Required actions:
A – Do the following statements agree with the Celebration of Science account? Answer yes or no for each, and quote the words from the account that decide it. (i) The author opened the PCF program on Friday. (ii) Winter Vinecki was 15 years old. (iii) Winter Vinecki addressed the audience at the Kennedy Center Gala on Friday evening.
B – In the Celebration of Science account, how many people did the author say each man on the stage represented?

Supplied text:
□ □ □ □
As part of the Celebration of Science (an event focused on reinvigorating America’s support for scientific research to find cures for patients across many disease states) and PCF’s program within the event, I led a small group of patient-survivors so that they could see first hand the advances that are being made on their behalf. It was also an opportunity to thank our funded researchers and let them hear from those who deeply appreciate their commitment to finding cures. I also had the honor of opening the PCF program Friday with a tribute to our special guests and closing it as we ”passed the torch” to out nearly 100 Young Investigators. In the morning, I reminded our scientists that each man on the stage represented more than a million men and families around the world who are touched by prostate cancer–that they are our raison d’etre–our sole reason for being. In closing, I ended by saying those in the brotherhood can supply each other with encouragement for peace and strength, but that we need to look to our scientists to keep the wish of life alive for so many.

Through all of this, our small group of  guests had the opportunity to share their experiences, frustrations, fears and hopes that they have encountered during their journey with cancer. We were also joined by our dear friends, the Vinecki Family and that wonderfully impressive 13-year old, Winter Vinecki, who  helped me with our meeting and addressed the audience at the Kennedy Center Gala Saturday evening.
□ □ □ □
Document layout analysis data:
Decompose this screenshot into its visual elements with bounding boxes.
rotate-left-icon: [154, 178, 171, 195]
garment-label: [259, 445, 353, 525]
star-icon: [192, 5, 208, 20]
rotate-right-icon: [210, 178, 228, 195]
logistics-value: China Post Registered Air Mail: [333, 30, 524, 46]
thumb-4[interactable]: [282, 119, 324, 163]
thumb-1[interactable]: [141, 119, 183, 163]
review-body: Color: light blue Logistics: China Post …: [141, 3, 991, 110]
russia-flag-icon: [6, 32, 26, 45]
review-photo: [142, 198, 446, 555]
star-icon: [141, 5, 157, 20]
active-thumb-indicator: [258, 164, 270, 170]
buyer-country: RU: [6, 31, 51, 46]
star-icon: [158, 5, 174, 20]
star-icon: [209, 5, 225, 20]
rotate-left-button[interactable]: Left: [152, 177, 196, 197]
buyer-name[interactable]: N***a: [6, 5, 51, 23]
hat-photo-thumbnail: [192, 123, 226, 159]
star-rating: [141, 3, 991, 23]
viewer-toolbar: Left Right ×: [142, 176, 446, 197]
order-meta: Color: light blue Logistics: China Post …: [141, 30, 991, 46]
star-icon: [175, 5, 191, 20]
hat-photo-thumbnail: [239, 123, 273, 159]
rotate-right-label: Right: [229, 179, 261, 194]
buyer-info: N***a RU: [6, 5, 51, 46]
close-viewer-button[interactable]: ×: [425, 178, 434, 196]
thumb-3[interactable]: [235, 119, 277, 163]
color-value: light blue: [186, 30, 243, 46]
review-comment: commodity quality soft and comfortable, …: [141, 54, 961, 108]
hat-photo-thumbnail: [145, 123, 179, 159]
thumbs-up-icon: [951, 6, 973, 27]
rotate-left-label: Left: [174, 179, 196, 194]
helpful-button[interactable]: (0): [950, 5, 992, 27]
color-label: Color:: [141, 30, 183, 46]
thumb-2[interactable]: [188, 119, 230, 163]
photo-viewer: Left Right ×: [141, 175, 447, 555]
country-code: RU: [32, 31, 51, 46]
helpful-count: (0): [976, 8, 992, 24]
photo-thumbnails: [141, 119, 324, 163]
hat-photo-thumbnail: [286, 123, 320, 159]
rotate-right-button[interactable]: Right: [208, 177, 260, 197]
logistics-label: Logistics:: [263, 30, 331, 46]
□ □ □ □
Per-task outputs:
A –
(i) Yes: "I also had the honor of opening the PCF program Friday"
(ii) No: "that wonderfully impressive 13-year old, Winter Vinecki"
(iii) No: "addressed the audience at the Kennedy Center Gala Saturday evening"

B – More than a million men and families around the world who are touched by prostate cancer.